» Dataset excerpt
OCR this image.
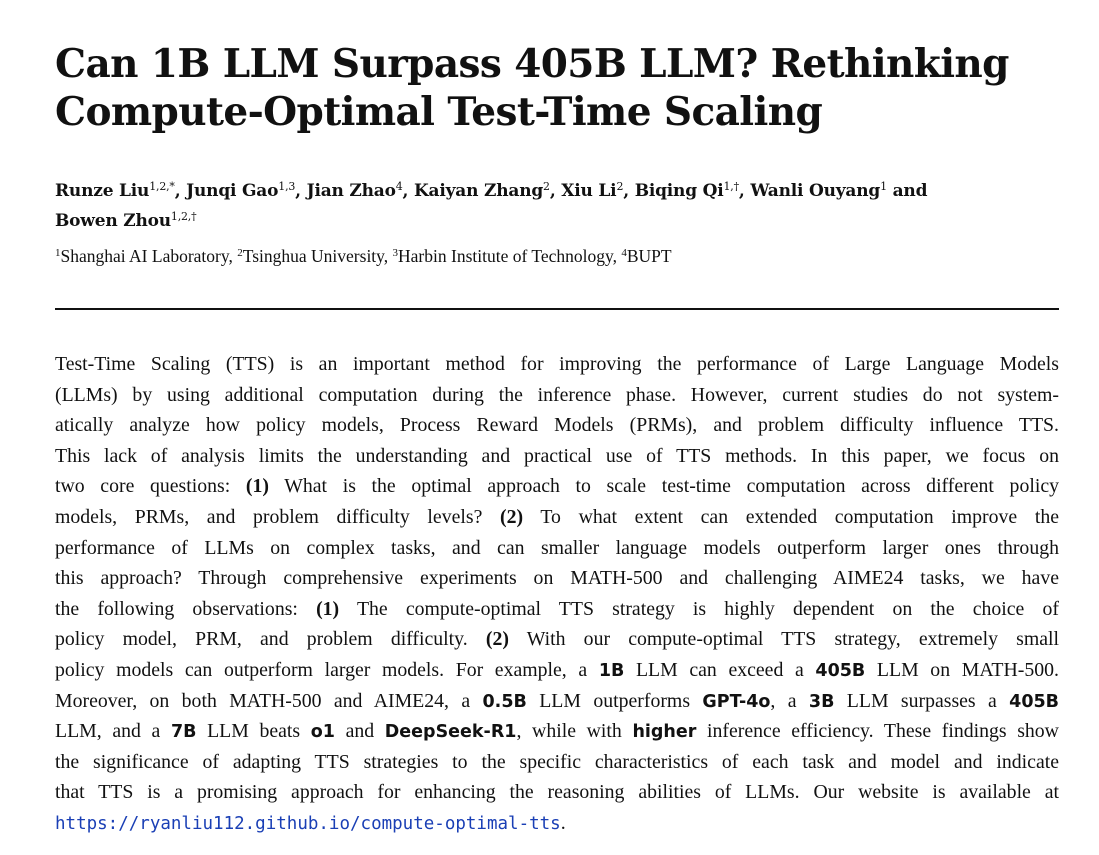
Can 1B LLM Surpass 405B LLM? Rethinking
Compute-Optimal Test-Time Scaling
Runze Liu$^{1,2,*}$, Junqi Gao$^{1,3}$, Jian Zhao$^4$, Kaiyan Zhang$^2$, Xiu Li$^2$, Biqing $Qi^{1,\dagger}$, Wanli Ouyang$^1$ and
Bowen Zhou$^{1,2,\dagger}$
$^1$Shanghai AI Laboratory, $^2$Tsinghua University, $^3$Harbin Institute of Technology, $^4$BUPT
Test-Time Scaling (TTS) is an important method for improving the performance of Large Language Models
(LLMs) by using additional computation during the inference phase. However, current studies do not system-
atically analyze how policy models, Process Reward Models (PRMs), and problem difficulty influence TTS.
This lack of analysis limits the understanding and practical use of TTS methods. In this paper, we focus on
two core questions: (1) What is the optimal approach to scale test-time computation across different policy
models, PRMs, and problem difficulty levels? (2) To what extent can extended computation improve the
performance of LLMs on complex tasks, and can smaller language models outperform larger ones through
this approach? Through comprehensive experiments on MATH-500 and challenging AIME24 tasks, we have
the following observations: (1) The compute-optimal TTS strategy is highly dependent on the choice of
policy model, PRM, and problem difficulty. (2) With our compute-optimal TTS strategy, extremely small
policy models can outperform larger models. For example, a 1B LLM can exceed a 405B LLM on MATH-500.
Moreover, on both MATH-500 and AIME24, a 0.5B LLM outperforms GPT-4o, a 3B LLM surpasses a 405B
LLM, and a 7B LLM beats o1 and DeepSeek-R1, while with higher inference efficiency. These findings show
the significance of adapting TTS strategies to the specific characteristics of each task and model and indicate
that TTS is a promising approach for enhancing the reasoning abilities of LLMs. Our website is available at
https://ryanliu112.github.io/compute-optimal-tts.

» Exercise details
Transcribe every line in the entries above, taking out only the images.

» Exercise result
OCR this image.
Can 1B LLM Surpass 405B LLM? Rethinking
Compute-Optimal Test-Time Scaling
Runze Liu$^{1,2,*}$, Junqi Gao$^{1,3}$, Jian Zhao$^4$, Kaiyan Zhang$^2$, Xiu Li$^2$, Biqing $Qi^{1,\dagger}$, Wanli Ouyang$^1$ and
Bowen Zhou$^{1,2,\dagger}$
$^1$Shanghai AI Laboratory, $^2$Tsinghua University, $^3$Harbin Institute of Technology, $^4$BUPT
Test-Time Scaling (TTS) is an important method for improving the performance of Large Language Models
(LLMs) by using additional computation during the inference phase. However, current studies do not system-
atically analyze how policy models, Process Reward Models (PRMs), and problem difficulty influence TTS.
This lack of analysis limits the understanding and practical use of TTS methods. In this paper, we focus on
two core questions: (1) What is the optimal approach to scale test-time computation across different policy
models, PRMs, and problem difficulty levels? (2) To what extent can extended computation improve the
performance of LLMs on complex tasks, and can smaller language models outperform larger ones through
this approach? Through comprehensive experiments on MATH-500 and challenging AIME24 tasks, we have
the following observations: (1) The compute-optimal TTS strategy is highly dependent on the choice of
policy model, PRM, and problem difficulty. (2) With our compute-optimal TTS strategy, extremely small
policy models can outperform larger models. For example, a 1B LLM can exceed a 405B LLM on MATH-500.
Moreover, on both MATH-500 and AIME24, a 0.5B LLM outperforms GPT-4o, a 3B LLM surpasses a 405B
LLM, and a 7B LLM beats o1 and DeepSeek-R1, while with higher inference efficiency. These findings show
the significance of adapting TTS strategies to the specific characteristics of each task and model and indicate
that TTS is a promising approach for enhancing the reasoning abilities of LLMs. Our website is available at
https://ryanliu112.github.io/compute-optimal-tts.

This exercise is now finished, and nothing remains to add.